**Task objective**
Output the data below in full, character for character.

**Data for processing**
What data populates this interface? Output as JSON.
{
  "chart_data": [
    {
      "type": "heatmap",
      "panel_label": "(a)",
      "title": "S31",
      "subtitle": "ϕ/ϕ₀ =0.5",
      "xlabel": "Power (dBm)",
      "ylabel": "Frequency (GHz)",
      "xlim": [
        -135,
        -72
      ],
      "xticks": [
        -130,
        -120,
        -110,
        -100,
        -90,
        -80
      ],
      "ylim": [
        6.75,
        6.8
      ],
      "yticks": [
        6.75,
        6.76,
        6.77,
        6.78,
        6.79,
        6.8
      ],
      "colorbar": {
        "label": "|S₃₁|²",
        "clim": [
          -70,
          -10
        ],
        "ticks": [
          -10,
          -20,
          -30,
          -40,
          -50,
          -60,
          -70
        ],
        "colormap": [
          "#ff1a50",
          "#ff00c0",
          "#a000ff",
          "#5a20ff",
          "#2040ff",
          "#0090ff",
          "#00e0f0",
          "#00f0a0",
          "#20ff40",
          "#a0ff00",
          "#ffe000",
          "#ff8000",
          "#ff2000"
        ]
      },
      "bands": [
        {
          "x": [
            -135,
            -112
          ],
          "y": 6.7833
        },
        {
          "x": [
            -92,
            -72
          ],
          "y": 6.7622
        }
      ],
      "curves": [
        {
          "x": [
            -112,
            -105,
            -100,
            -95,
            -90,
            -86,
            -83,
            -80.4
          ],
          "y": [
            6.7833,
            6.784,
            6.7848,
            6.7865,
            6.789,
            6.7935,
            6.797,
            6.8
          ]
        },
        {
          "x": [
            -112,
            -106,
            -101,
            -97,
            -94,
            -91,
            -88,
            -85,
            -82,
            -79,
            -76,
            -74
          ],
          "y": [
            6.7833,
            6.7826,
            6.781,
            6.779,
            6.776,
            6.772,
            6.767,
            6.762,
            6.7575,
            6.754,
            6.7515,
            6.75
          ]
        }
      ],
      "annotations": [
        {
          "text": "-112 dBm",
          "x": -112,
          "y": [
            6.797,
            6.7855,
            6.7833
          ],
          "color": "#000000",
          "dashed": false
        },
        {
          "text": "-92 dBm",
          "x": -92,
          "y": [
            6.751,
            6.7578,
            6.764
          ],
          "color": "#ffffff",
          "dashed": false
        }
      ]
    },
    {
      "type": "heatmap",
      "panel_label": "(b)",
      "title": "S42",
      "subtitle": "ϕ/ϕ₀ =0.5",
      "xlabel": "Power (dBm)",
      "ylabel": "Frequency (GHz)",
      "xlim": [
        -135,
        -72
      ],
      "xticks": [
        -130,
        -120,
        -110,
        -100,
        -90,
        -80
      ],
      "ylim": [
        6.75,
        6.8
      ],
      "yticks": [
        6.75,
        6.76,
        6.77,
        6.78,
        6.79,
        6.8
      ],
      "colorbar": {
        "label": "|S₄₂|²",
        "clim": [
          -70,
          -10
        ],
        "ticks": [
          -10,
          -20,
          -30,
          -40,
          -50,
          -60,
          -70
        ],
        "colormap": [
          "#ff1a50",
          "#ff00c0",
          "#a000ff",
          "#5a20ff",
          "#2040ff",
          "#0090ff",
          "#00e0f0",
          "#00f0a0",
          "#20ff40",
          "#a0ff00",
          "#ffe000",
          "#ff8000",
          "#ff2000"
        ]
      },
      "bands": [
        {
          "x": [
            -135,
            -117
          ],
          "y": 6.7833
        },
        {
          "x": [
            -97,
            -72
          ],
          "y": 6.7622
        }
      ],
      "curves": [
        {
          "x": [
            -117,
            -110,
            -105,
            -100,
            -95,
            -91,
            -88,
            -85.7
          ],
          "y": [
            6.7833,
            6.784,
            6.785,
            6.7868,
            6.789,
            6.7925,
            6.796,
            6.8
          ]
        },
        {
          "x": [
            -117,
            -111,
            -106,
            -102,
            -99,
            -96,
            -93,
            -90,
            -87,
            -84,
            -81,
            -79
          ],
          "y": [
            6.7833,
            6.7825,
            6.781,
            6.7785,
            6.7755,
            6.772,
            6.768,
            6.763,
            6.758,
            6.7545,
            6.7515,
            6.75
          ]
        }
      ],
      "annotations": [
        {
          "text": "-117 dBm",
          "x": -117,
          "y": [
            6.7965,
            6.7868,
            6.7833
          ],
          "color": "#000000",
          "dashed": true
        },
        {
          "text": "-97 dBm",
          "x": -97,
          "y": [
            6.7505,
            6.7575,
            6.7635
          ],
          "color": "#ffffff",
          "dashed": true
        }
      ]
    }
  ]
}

**Written solution**
What data populates this interface? Output as JSON.
{
  "chart_data": [
    {
      "type": "heatmap",
      "panel_label": "(a)",
      "title": "S31",
      "subtitle": "ϕ/ϕ₀ =0.5",
      "xlabel": "Power (dBm)",
      "ylabel": "Frequency (GHz)",
      "xlim": [
        -135,
        -72
      ],
      "xticks": [
        -130,
        -120,
        -110,
        -100,
        -90,
        -80
      ],
      "ylim": [
        6.75,
        6.8
      ],
      "yticks": [
        6.75,
        6.76,
        6.77,
        6.78,
        6.79,
        6.8
      ],
      "colorbar": {
        "label": "|S₃₁|²",
        "clim": [
          -70,
          -10
        ],
        "ticks": [
          -10,
          -20,
          -30,
          -40,
          -50,
          -60,
          -70
        ],
        "colormap": [
          "#ff1a50",
          "#ff00c0",
          "#a000ff",
          "#5a20ff",
          "#2040ff",
          "#0090ff",
          "#00e0f0",
          "#00f0a0",
          "#20ff40",
          "#a0ff00",
          "#ffe000",
          "#ff8000",
          "#ff2000"
        ]
      },
      "bands": [
        {
          "x": [
            -135,
            -112
          ],
          "y": 6.7833
        },
        {
          "x": [
            -92,
            -72
          ],
          "y": 6.7622
        }
      ],
      "curves": [
        {
          "x": [
            -112,
            -105,
            -100,
            -95,
            -90,
            -86,
            -83,
            -80.4
          ],
          "y": [
            6.7833,
            6.784,
            6.7848,
            6.7865,
            6.789,
            6.7935,
            6.797,
            6.8
          ]
        },
        {
          "x": [
            -112,
            -106,
            -101,
            -97,
            -94,
            -91,
            -88,
            -85,
            -82,
            -79,
            -76,
            -74
          ],
          "y": [
            6.7833,
            6.7826,
            6.781,
            6.779,
            6.776,
            6.772,
            6.767,
            6.762,
            6.7575,
            6.754,
            6.7515,
            6.75
          ]
        }
      ],
      "annotations": [
        {
          "text": "-112 dBm",
          "x": -112,
          "y": [
            6.797,
            6.7855,
            6.7833
          ],
          "color": "#000000",
          "dashed": false
        },
        {
          "text": "-92 dBm",
          "x": -92,
          "y": [
            6.751,
            6.7578,
            6.764
          ],
          "color": "#ffffff",
          "dashed": false
        }
      ]
    },
    {
      "type": "heatmap",
      "panel_label": "(b)",
      "title": "S42",
      "subtitle": "ϕ/ϕ₀ =0.5",
      "xlabel": "Power (dBm)",
      "ylabel": "Frequency (GHz)",
      "xlim": [
        -135,
        -72
      ],
      "xticks": [
        -130,
        -120,
        -110,
        -100,
        -90,
        -80
      ],
      "ylim": [
        6.75,
        6.8
      ],
      "yticks": [
        6.75,
        6.76,
        6.77,
        6.78,
        6.79,
        6.8
      ],
      "colorbar": {
        "label": "|S₄₂|²",
        "clim": [
          -70,
          -10
        ],
        "ticks": [
          -10,
          -20,
          -30,
          -40,
          -50,
          -60,
          -70
        ],
        "colormap": [
          "#ff1a50",
          "#ff00c0",
          "#a000ff",
          "#5a20ff",
          "#2040ff",
          "#0090ff",
          "#00e0f0",
          "#00f0a0",
          "#20ff40",
          "#a0ff00",
          "#ffe000",
          "#ff8000",
          "#ff2000"
        ]
      },
      "bands": [
        {
          "x": [
            -135,
            -117
          ],
          "y": 6.7833
        },
        {
          "x": [
            -97,
            -72
          ],
          "y": 6.7622
        }
      ],
      "curves": [
        {
          "x": [
            -117,
            -110,
            -105,
            -100,
            -95,
            -91,
            -88,
            -85.7
          ],
          "y": [
            6.7833,
            6.784,
            6.785,
            6.7868,
            6.789,
            6.7925,
            6.796,
            6.8
          ]
        },
        {
          "x": [
            -117,
            -111,
            -106,
            -102,
            -99,
            -96,
            -93,
            -90,
            -87,
            -84,
            -81,
            -79
          ],
          "y": [
            6.7833,
            6.7825,
            6.781,
            6.7785,
            6.7755,
            6.772,
            6.768,
            6.763,
            6.758,
            6.7545,
            6.7515,
            6.75
          ]
        }
      ],
      "annotations": [
        {
          "text": "-117 dBm",
          "x": -117,
          "y": [
            6.7965,
            6.7868,
            6.7833
          ],
          "color": "#000000",
          "dashed": true
        },
        {
          "text": "-97 dBm",
          "x": -97,
          "y": [
            6.7505,
            6.7575,
            6.7635
          ],
          "color": "#ffffff",
          "dashed": true
        }
      ]
    }
  ]
}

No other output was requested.